Documents indicate the items all came from San Juan County and date from A.D. 500 to 1300, the period when Ancestral Puebloan culture thrived then vanished from Cedar Mesa, now part of Bears Ears National Monument. It is assumed the items were removed from graves, where the Anasazi, the ancestors of today's Puebloan tribes, deposited treasured pottery with their dead. Few pots that were not buried survived intact through the centuries.
In 1975, Shumway, Perkins and Holliday sold their collections to the UNDC for $45,000 in a deal orchestrated by the then-executive director Cleal Bradford, a longtime local official. The idea was to lend the artifacts to the Utah Division of State Parks and Recreation for the museum under development on the west edge of Blanding. A contract requires the museum to display the pieces and not move them without permission from UNDC.
Officials justified the deal under the presumption that tourist traffic to the museum would promote economic development, in turn, benefiting Navajos. But a 1991 legislative audit concluded this arrangement along with a host of other UNDC deals were either a waste or solely beneficial to San Juan County's non-Navajo population.
Because the Utah Navajo Trust Fund provided the money to buy the collection, the public entity took ownership when the UNDC went belly up. The two now equally share ownership, according to Damschen.
The trust fund, whose assets now exceed $70 million, invests royalties and other revenue from oil and gas leases on the Utah portion of the Navajo Reservation. The fund's three-member board takes its cues from a tribal advisory panel with representation from each of the Navajo Nation's seven Utah chapters.
While the panel largely favors donating the pottery, opinions are mixed. Some believe the items have healing powers and shouldn't be on display, while others contend they hold negative spiritual energy that can sicken anyone who is exposed.
At a recent meeting of the advisory committee, one member suggested that the pottery was sacred and should be returned to the Earth.
"Why can't you put it back?" asked the woman, unidentified in an audio recording of the proceedings, conducted partly in Navajo. She told the committee her grandson, who was having frightening visions and wasn't eating, was cured by a traditional healer after drinking from such a vessel.
"It's not only history. It's who I am. It's my color," the woman said. "I tell my kids you are the same color as the Mother Earth because that's where we come from."
But other committee members noted the pottery was created not by Navajo ancestors, but by the nemesis they called Anasazi, and said the tribe should shed the collection once and for all.
Because of its negative connotations, the term Anasazi is offensive to many Zuni, Hopi and other Puebloan tribal members.
Meanwhile, Davis Filfred, a delegate representing some Utah chapters on the Navajo Nation Council, says the Navajo Utah Commission should have a say and perhaps the collection should be under the care of historic preservation officials in Window Rock, Ariz.

What is asked:
Copy the passage on the pottery collection word for word, between "Officials justified the" and "according to Damschen.", inclusive.

Records provided:

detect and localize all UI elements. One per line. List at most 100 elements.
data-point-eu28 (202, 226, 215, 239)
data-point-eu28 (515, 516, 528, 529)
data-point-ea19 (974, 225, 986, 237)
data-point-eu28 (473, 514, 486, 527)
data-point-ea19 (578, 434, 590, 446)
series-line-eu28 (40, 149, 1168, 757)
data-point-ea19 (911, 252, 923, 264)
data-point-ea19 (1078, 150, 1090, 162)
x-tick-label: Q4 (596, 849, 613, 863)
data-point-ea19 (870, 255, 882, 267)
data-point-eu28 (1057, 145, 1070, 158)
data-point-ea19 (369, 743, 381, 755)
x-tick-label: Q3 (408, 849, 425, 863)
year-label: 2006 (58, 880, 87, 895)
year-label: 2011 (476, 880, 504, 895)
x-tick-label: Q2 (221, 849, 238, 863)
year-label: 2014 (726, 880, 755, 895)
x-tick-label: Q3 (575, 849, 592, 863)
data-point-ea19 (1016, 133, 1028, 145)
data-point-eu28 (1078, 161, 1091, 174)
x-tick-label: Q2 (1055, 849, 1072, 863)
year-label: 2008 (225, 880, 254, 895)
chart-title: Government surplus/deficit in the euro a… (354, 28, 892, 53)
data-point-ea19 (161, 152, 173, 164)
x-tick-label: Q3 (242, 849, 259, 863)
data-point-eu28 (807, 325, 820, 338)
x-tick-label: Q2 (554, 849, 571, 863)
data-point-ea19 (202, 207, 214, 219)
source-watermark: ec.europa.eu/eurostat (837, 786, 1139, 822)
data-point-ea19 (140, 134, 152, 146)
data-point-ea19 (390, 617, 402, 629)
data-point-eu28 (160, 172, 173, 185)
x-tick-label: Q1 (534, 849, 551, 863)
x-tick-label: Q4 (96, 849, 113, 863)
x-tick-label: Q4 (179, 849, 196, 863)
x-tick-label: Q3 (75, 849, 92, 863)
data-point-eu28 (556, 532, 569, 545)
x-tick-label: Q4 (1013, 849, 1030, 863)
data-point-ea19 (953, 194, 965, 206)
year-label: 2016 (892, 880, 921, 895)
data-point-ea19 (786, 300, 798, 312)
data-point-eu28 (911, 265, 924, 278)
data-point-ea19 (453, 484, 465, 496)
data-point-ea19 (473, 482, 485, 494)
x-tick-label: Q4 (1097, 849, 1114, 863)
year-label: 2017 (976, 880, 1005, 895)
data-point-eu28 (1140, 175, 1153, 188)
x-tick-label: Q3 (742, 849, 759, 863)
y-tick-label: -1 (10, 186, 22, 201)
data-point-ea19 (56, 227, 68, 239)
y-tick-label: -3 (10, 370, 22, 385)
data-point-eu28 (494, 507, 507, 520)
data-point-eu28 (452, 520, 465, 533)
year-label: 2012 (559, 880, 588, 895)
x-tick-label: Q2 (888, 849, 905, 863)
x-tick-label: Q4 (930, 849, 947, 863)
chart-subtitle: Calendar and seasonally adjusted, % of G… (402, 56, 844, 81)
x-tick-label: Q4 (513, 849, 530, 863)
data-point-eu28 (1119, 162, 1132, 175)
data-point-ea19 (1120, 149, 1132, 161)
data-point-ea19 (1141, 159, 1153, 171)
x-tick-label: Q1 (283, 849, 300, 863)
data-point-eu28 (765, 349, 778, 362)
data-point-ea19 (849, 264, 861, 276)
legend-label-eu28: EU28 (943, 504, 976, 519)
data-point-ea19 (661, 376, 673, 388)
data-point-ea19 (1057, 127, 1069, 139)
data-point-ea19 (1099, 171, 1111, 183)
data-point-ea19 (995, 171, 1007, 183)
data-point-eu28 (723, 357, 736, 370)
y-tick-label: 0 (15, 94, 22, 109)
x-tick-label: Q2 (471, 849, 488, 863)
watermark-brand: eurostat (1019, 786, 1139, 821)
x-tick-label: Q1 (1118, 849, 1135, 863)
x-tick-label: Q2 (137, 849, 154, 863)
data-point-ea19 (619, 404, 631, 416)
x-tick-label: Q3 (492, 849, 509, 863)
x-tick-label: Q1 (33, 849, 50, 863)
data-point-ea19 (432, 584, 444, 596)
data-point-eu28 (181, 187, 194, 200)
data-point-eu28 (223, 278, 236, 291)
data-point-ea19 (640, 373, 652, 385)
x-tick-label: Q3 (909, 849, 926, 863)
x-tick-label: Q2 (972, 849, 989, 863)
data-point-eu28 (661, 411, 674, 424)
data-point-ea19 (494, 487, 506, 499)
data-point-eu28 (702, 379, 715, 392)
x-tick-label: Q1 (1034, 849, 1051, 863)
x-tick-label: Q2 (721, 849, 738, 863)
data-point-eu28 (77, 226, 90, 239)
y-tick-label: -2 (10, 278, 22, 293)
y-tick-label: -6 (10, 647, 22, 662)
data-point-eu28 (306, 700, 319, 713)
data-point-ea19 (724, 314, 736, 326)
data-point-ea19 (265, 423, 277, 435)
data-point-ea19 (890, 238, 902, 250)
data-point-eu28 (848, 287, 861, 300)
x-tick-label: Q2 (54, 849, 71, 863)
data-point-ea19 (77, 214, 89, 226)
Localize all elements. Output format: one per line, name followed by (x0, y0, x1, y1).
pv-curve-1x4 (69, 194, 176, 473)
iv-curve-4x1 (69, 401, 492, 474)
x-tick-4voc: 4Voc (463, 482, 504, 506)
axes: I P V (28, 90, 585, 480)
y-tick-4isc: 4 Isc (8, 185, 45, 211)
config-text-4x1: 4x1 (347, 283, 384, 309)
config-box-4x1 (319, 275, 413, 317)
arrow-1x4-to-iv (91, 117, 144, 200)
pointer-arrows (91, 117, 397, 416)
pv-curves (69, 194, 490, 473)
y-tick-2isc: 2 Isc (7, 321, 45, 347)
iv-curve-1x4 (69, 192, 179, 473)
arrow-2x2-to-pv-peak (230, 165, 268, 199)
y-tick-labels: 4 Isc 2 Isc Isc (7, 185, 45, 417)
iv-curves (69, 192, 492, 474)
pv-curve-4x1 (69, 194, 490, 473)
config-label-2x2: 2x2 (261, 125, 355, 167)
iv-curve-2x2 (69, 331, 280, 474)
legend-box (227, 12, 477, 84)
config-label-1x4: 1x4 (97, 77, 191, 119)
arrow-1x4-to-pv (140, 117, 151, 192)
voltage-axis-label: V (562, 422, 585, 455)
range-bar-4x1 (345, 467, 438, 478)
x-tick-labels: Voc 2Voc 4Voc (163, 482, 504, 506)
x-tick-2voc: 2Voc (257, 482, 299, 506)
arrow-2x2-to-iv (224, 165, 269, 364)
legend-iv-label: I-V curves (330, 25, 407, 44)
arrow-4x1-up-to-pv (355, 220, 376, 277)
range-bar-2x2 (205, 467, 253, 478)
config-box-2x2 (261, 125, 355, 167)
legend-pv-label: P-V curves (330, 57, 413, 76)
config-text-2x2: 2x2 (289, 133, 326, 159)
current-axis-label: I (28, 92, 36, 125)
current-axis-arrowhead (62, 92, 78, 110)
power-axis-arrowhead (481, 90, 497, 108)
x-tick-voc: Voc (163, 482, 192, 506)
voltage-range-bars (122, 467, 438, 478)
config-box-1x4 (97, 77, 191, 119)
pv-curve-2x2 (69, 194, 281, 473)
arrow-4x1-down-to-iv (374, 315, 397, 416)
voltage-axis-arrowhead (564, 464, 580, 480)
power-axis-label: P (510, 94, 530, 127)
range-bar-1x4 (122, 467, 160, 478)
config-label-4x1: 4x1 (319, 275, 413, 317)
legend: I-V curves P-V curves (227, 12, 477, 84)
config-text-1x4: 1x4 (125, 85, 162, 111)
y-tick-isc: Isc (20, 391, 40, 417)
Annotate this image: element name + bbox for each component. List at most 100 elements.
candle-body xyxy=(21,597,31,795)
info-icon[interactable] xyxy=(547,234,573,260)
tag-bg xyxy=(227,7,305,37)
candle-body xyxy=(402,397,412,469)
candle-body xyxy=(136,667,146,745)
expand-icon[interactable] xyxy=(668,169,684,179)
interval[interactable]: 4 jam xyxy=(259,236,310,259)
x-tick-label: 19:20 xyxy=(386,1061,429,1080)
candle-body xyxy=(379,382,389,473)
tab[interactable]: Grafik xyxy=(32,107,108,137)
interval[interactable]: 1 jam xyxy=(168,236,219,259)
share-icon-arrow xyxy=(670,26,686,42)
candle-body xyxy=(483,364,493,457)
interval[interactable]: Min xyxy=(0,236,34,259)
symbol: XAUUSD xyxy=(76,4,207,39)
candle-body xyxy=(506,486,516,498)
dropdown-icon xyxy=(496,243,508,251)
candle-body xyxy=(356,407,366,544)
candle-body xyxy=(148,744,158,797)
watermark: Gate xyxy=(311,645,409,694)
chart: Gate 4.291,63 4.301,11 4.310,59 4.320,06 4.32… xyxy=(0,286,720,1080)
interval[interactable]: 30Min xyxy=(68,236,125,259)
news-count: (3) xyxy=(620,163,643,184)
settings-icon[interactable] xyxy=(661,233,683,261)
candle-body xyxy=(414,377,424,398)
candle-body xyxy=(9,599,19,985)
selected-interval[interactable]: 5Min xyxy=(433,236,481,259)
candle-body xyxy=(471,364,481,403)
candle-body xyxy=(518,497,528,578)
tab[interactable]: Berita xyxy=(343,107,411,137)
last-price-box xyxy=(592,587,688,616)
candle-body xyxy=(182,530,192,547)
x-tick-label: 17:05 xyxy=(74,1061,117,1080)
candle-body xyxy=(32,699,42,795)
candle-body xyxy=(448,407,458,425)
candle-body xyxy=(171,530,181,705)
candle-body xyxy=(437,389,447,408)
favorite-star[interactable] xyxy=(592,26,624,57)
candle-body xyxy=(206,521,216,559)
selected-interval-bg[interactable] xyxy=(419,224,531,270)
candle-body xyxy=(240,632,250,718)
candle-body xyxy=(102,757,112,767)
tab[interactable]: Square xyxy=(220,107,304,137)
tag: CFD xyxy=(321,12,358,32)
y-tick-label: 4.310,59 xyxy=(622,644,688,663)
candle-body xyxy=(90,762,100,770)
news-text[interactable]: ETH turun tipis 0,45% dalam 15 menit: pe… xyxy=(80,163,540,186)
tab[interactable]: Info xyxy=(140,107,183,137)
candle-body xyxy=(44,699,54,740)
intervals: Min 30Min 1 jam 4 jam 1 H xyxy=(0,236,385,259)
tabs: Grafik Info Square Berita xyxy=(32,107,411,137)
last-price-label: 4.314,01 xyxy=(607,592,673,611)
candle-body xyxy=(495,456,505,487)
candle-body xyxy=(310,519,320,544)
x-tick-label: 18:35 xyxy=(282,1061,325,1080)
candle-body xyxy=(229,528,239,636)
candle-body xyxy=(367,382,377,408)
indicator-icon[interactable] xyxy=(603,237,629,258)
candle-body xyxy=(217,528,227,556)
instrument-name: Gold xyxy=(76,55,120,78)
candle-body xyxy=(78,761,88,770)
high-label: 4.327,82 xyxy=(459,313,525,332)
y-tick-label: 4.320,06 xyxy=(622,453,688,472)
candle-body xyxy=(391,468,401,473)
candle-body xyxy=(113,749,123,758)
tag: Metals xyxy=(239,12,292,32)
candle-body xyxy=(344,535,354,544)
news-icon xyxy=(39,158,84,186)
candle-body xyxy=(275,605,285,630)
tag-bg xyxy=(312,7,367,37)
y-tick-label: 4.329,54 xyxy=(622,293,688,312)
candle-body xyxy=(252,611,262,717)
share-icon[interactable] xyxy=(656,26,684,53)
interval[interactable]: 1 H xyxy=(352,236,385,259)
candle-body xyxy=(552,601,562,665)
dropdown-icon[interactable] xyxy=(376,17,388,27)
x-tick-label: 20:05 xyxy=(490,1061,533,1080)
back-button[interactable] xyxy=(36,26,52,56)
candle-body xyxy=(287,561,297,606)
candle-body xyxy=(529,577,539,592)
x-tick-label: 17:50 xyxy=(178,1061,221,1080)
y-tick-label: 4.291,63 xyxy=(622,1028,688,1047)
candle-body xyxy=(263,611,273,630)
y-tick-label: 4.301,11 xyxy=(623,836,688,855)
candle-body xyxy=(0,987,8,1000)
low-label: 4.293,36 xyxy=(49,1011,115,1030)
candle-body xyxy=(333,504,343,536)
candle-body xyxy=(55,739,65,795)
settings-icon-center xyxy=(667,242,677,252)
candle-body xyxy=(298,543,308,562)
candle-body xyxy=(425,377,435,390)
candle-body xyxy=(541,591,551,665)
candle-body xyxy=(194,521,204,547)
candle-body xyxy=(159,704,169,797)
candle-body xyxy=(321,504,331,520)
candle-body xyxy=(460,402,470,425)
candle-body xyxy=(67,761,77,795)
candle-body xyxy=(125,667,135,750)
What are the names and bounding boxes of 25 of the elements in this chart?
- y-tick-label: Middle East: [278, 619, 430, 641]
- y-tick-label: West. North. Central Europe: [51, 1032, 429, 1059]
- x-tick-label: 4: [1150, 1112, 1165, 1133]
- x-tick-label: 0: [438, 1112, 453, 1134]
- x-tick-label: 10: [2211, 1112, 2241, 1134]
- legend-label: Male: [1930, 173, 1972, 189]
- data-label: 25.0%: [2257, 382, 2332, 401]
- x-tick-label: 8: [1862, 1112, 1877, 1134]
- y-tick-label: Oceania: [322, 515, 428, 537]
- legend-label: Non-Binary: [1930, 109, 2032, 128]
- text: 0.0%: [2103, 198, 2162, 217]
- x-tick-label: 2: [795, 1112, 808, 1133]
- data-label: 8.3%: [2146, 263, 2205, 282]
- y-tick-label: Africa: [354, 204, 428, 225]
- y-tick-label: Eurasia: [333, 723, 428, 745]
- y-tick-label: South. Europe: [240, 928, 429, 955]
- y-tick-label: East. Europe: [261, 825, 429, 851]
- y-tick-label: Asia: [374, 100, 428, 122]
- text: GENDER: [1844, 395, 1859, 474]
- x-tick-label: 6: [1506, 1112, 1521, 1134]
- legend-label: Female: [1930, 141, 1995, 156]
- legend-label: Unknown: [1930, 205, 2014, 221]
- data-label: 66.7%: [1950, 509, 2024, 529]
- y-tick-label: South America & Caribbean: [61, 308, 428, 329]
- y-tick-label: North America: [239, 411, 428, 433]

The result:
Officials justified the deal under the presumption that tourist traffic to the museum would promote economic development, in turn, benefiting Navajos. But a 1991 legislative audit concluded this arrangement along with a host of other UNDC deals were either a waste or solely beneficial to San Juan County's non-Navajo population.
Because the Utah Navajo Trust Fund provided the money to buy the collection, the public entity took ownership when the UNDC went belly up. The two now equally share ownership, according to Damschen.